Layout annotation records
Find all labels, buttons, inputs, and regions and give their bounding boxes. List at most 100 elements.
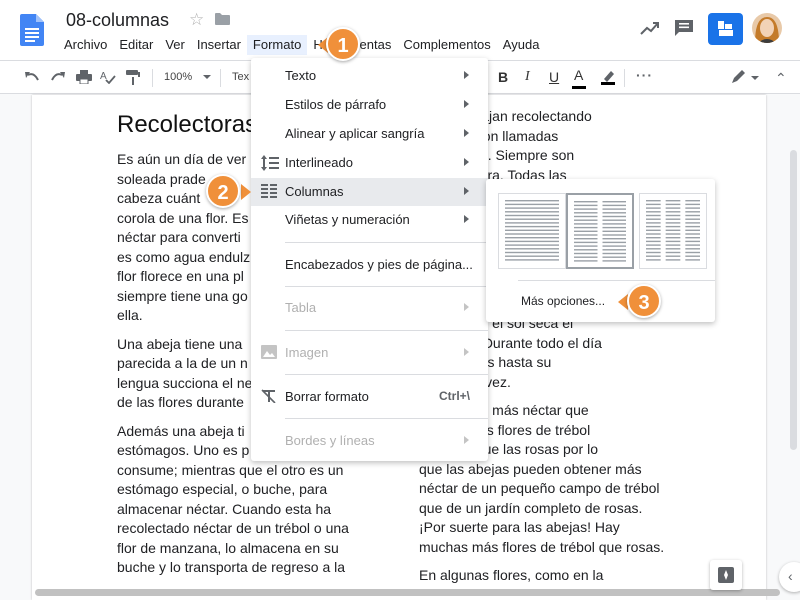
menu-item-vinetas-y-numeracion[interactable]: Viñetas y numeración [251, 206, 488, 234]
menu-divider [285, 374, 488, 375]
activity-trend-icon[interactable] [640, 20, 660, 36]
menu-divider [285, 330, 488, 331]
text-line: consume; mientras que el otro es un [117, 461, 344, 478]
menu-complementos[interactable]: Complementos [397, 35, 496, 55]
italic-icon[interactable]: I [525, 69, 530, 85]
submenu-arrow-icon [464, 129, 469, 137]
text-line: estómago especial, o buche, para [117, 481, 328, 497]
two-columns-option[interactable] [566, 193, 634, 269]
menu-item-label: Alinear y aplicar sangría [285, 126, 425, 141]
zoom-chevron-down-icon[interactable] [203, 75, 211, 79]
text-line: almacenar néctar. Cuando esta ha [117, 500, 332, 517]
columns-submenu: Más opciones... [486, 179, 715, 322]
bold-icon[interactable]: B [498, 69, 508, 85]
submenu-arrow-icon [464, 158, 469, 166]
chevron-left-icon: ‹ [788, 568, 793, 584]
image-icon [261, 345, 277, 364]
highlight-color-icon[interactable] [600, 69, 616, 85]
submenu-arrow-icon [464, 303, 469, 311]
side-panel-toggle[interactable]: ‹ [779, 562, 800, 592]
comments-icon[interactable] [674, 19, 694, 37]
submenu-arrow-icon [464, 71, 469, 79]
step-callout-1: 1 [326, 27, 360, 61]
menu-item-label: Estilos de párrafo [285, 97, 387, 112]
toolbar-divider [624, 69, 625, 87]
horizontal-scrollbar[interactable] [35, 589, 780, 596]
text-line: ¡Por suerte para las abejas! Hay [419, 519, 620, 535]
menu-item-label: Imagen [285, 345, 329, 360]
keyboard-shortcut: Ctrl+\ [439, 389, 471, 403]
submenu-arrow-icon [464, 436, 469, 444]
vertical-scroll-thumb[interactable] [790, 150, 797, 450]
paint-format-icon[interactable] [126, 70, 140, 85]
columns-icon [261, 184, 277, 203]
paragraph: En algunas flores, como en la [419, 566, 709, 586]
menu-insertar[interactable]: Insertar [191, 35, 247, 55]
share-button[interactable] [708, 13, 743, 45]
menu-formato[interactable]: Formato [246, 35, 308, 55]
more-options-link[interactable]: Más opciones... [521, 294, 605, 308]
menu-item-tabla: Tabla [251, 294, 488, 322]
document-title[interactable]: 08-columnas [66, 10, 169, 31]
menu-item-estilos-de-parrafo[interactable]: Estilos de párrafo [251, 91, 488, 119]
submenu-divider [518, 280, 715, 281]
menu-item-label: Bordes y líneas [285, 433, 375, 448]
toolbar-divider [152, 69, 153, 87]
three-columns-option[interactable] [639, 193, 707, 269]
explore-button[interactable] [710, 560, 742, 590]
explore-icon [718, 567, 734, 583]
line-spacing-icon [261, 155, 279, 176]
menu-item-alinear-y-aplicar-sangria[interactable]: Alinear y aplicar sangría [251, 120, 488, 148]
menu-bar: Archivo Editar Ver Insertar Formato Herr… [58, 35, 545, 55]
zoom-select[interactable]: 100% [164, 71, 192, 83]
menu-item-interlineado[interactable]: Interlineado [251, 149, 488, 177]
menu-item-label: Interlineado [285, 155, 353, 170]
menu-ayuda[interactable]: Ayuda [497, 35, 546, 55]
menu-item-columnas[interactable]: Columnas [251, 178, 488, 206]
step-callout-2: 2 [206, 174, 240, 208]
callout-pointer [241, 184, 251, 200]
menu-editar[interactable]: Editar [113, 35, 159, 55]
menu-item-bordes-y-lineas: Bordes y líneas [251, 427, 488, 455]
text-line: flor de manzana, lo almacena en su [117, 539, 339, 556]
collapse-chevron-up-icon[interactable]: ⌃ [775, 70, 787, 87]
more-options-icon[interactable]: ··· [636, 67, 653, 83]
avatar[interactable] [752, 13, 782, 43]
menu-item-borrar-formato[interactable]: Borrar formato Ctrl+\ [251, 383, 488, 411]
text-line: muchas más flores de trébol que rosas. [419, 538, 665, 555]
submenu-arrow-icon [464, 187, 469, 195]
two-columns-icon [574, 201, 626, 262]
menu-archivo[interactable]: Archivo [58, 35, 113, 55]
text-line: recolectado néctar de un trébol o una [117, 520, 349, 536]
undo-icon[interactable] [24, 70, 40, 84]
docs-logo-icon[interactable] [20, 14, 44, 46]
underline-icon[interactable]: U [549, 69, 559, 85]
menu-ver[interactable]: Ver [159, 35, 191, 55]
editing-mode-pencil-icon[interactable] [731, 70, 747, 84]
print-icon[interactable] [76, 70, 92, 84]
chevron-down-icon[interactable] [751, 76, 759, 80]
menu-divider [285, 418, 488, 419]
menu-item-imagen: Imagen [251, 339, 488, 367]
clear-format-icon [261, 389, 277, 408]
menu-item-label: Texto [285, 68, 317, 83]
redo-icon[interactable] [50, 70, 66, 84]
menu-divider [285, 242, 488, 243]
header: 08-columnas ☆ Archivo Editar Ver Inserta… [0, 0, 800, 60]
menu-item-encabezados-y-pies-de-pagina[interactable]: Encabezados y pies de página... [251, 251, 488, 279]
step-callout-3: 3 [627, 284, 661, 318]
folder-icon[interactable] [215, 13, 230, 25]
menu-item-texto[interactable]: Texto [251, 62, 488, 90]
paragraph-style-select[interactable]: Tex [232, 71, 249, 83]
three-columns-icon [646, 200, 700, 261]
menu-item-label: Columnas [285, 184, 344, 199]
one-column-option[interactable] [498, 193, 566, 269]
star-icon[interactable]: ☆ [189, 10, 204, 30]
spellcheck-icon[interactable]: A [100, 70, 116, 84]
one-column-icon [505, 200, 559, 261]
menu-divider [285, 286, 488, 287]
submenu-arrow-icon [464, 100, 469, 108]
submenu-arrow-icon [464, 348, 469, 356]
text-color-icon[interactable]: A [572, 67, 586, 89]
menu-item-label: Borrar formato [285, 389, 369, 404]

Exercise instructions:
Reproduce the material above word for word, leaving out the pictures.

Response to this task:
Find all labels, buttons, inputs, and regions and give their bounding boxes. List at most 100 elements.
menu-item-vinetas-y-numeracion[interactable]: Viñetas y numeración [251, 206, 488, 234]
menu-divider [285, 374, 488, 375]
activity-trend-icon[interactable] [640, 20, 660, 36]
menu-divider [285, 330, 488, 331]
text-line: consume; mientras que el otro es un [117, 461, 344, 478]
menu-complementos[interactable]: Complementos [397, 35, 496, 55]
italic-icon[interactable]: I [525, 69, 530, 85]
submenu-arrow-icon [464, 129, 469, 137]
text-line: estómago especial, o buche, para [117, 481, 328, 497]
two-columns-option[interactable] [566, 193, 634, 269]
menu-item-label: Alinear y aplicar sangría [285, 126, 425, 141]
zoom-chevron-down-icon[interactable] [203, 75, 211, 79]
text-line: almacenar néctar. Cuando esta ha [117, 500, 332, 517]
columns-submenu: Más opciones... [486, 179, 715, 322]
bold-icon[interactable]: B [498, 69, 508, 85]
submenu-arrow-icon [464, 158, 469, 166]
chevron-left-icon: ‹ [788, 568, 793, 584]
image-icon [261, 345, 277, 364]
highlight-color-icon[interactable] [600, 69, 616, 85]
submenu-arrow-icon [464, 303, 469, 311]
side-panel-toggle[interactable]: ‹ [779, 562, 800, 592]
comments-icon[interactable] [674, 19, 694, 37]
submenu-arrow-icon [464, 71, 469, 79]
step-callout-1: 1 [326, 27, 360, 61]
menu-item-label: Estilos de párrafo [285, 97, 387, 112]
toolbar-divider [624, 69, 625, 87]
horizontal-scrollbar[interactable] [35, 589, 780, 596]
text-line: ¡Por suerte para las abejas! Hay [419, 519, 620, 535]
menu-item-label: Imagen [285, 345, 329, 360]
keyboard-shortcut: Ctrl+\ [439, 389, 471, 403]
submenu-arrow-icon [464, 436, 469, 444]
vertical-scroll-thumb[interactable] [790, 150, 797, 450]
paint-format-icon[interactable] [126, 70, 140, 85]
columns-icon [261, 184, 277, 203]
paragraph: En algunas flores, como en la [419, 566, 709, 586]
menu-insertar[interactable]: Insertar [191, 35, 247, 55]
share-button[interactable] [708, 13, 743, 45]
menu-formato[interactable]: Formato [246, 35, 308, 55]
more-options-link[interactable]: Más opciones... [521, 294, 605, 308]
menu-item-tabla: Tabla [251, 294, 488, 322]
document-title[interactable]: 08-columnas [66, 10, 169, 31]
menu-item-estilos-de-parrafo[interactable]: Estilos de párrafo [251, 91, 488, 119]
submenu-divider [518, 280, 715, 281]
menu-item-label: Bordes y líneas [285, 433, 375, 448]
toolbar-divider [152, 69, 153, 87]
three-columns-option[interactable] [639, 193, 707, 269]
explore-button[interactable] [710, 560, 742, 590]
explore-icon [718, 567, 734, 583]
line-spacing-icon [261, 155, 279, 176]
menu-item-alinear-y-aplicar-sangria[interactable]: Alinear y aplicar sangría [251, 120, 488, 148]
menu-bar: Archivo Editar Ver Insertar Formato Herr… [58, 35, 545, 55]
zoom-select[interactable]: 100% [164, 71, 192, 83]
menu-item-interlineado[interactable]: Interlineado [251, 149, 488, 177]
menu-item-label: Interlineado [285, 155, 353, 170]
menu-ayuda[interactable]: Ayuda [497, 35, 546, 55]
menu-item-columnas[interactable]: Columnas [251, 178, 488, 206]
step-callout-2: 2 [206, 174, 240, 208]
callout-pointer [241, 184, 251, 200]
menu-editar[interactable]: Editar [113, 35, 159, 55]
menu-item-bordes-y-lineas: Bordes y líneas [251, 427, 488, 455]
text-line: flor de manzana, lo almacena en su [117, 539, 339, 556]
collapse-chevron-up-icon[interactable]: ⌃ [775, 70, 787, 87]
more-options-icon[interactable]: ··· [636, 67, 653, 83]
avatar[interactable] [752, 13, 782, 43]
menu-item-borrar-formato[interactable]: Borrar formato Ctrl+\ [251, 383, 488, 411]
text-line: muchas más flores de trébol que rosas. [419, 538, 665, 555]
submenu-arrow-icon [464, 187, 469, 195]
two-columns-icon [574, 201, 626, 262]
menu-archivo[interactable]: Archivo [58, 35, 113, 55]
text-line: recolectado néctar de un trébol o una [117, 520, 349, 536]
undo-icon[interactable] [24, 70, 40, 84]
docs-logo-icon[interactable] [20, 14, 44, 46]
underline-icon[interactable]: U [549, 69, 559, 85]
menu-ver[interactable]: Ver [159, 35, 191, 55]
editing-mode-pencil-icon[interactable] [731, 70, 747, 84]
print-icon[interactable] [76, 70, 92, 84]
chevron-down-icon[interactable] [751, 76, 759, 80]
menu-divider [285, 418, 488, 419]
menu-item-imagen: Imagen [251, 339, 488, 367]
clear-format-icon [261, 389, 277, 408]
menu-item-label: Texto [285, 68, 317, 83]
redo-icon[interactable] [50, 70, 66, 84]
menu-divider [285, 242, 488, 243]
header: 08-columnas ☆ Archivo Editar Ver Inserta… [0, 0, 800, 60]
menu-item-encabezados-y-pies-de-pagina[interactable]: Encabezados y pies de página... [251, 251, 488, 279]
step-callout-3: 3 [627, 284, 661, 318]
folder-icon[interactable] [215, 13, 230, 25]
menu-item-texto[interactable]: Texto [251, 62, 488, 90]
paragraph-style-select[interactable]: Tex [232, 71, 249, 83]
three-columns-icon [646, 200, 700, 261]
menu-item-label: Columnas [285, 184, 344, 199]
one-column-option[interactable] [498, 193, 566, 269]
star-icon[interactable]: ☆ [189, 10, 204, 30]
spellcheck-icon[interactable]: A [100, 70, 116, 84]
one-column-icon [505, 200, 559, 261]
menu-divider [285, 286, 488, 287]
submenu-arrow-icon [464, 100, 469, 108]
submenu-arrow-icon [464, 348, 469, 356]
text-color-icon[interactable]: A [572, 67, 586, 89]
menu-item-label: Borrar formato [285, 389, 369, 404]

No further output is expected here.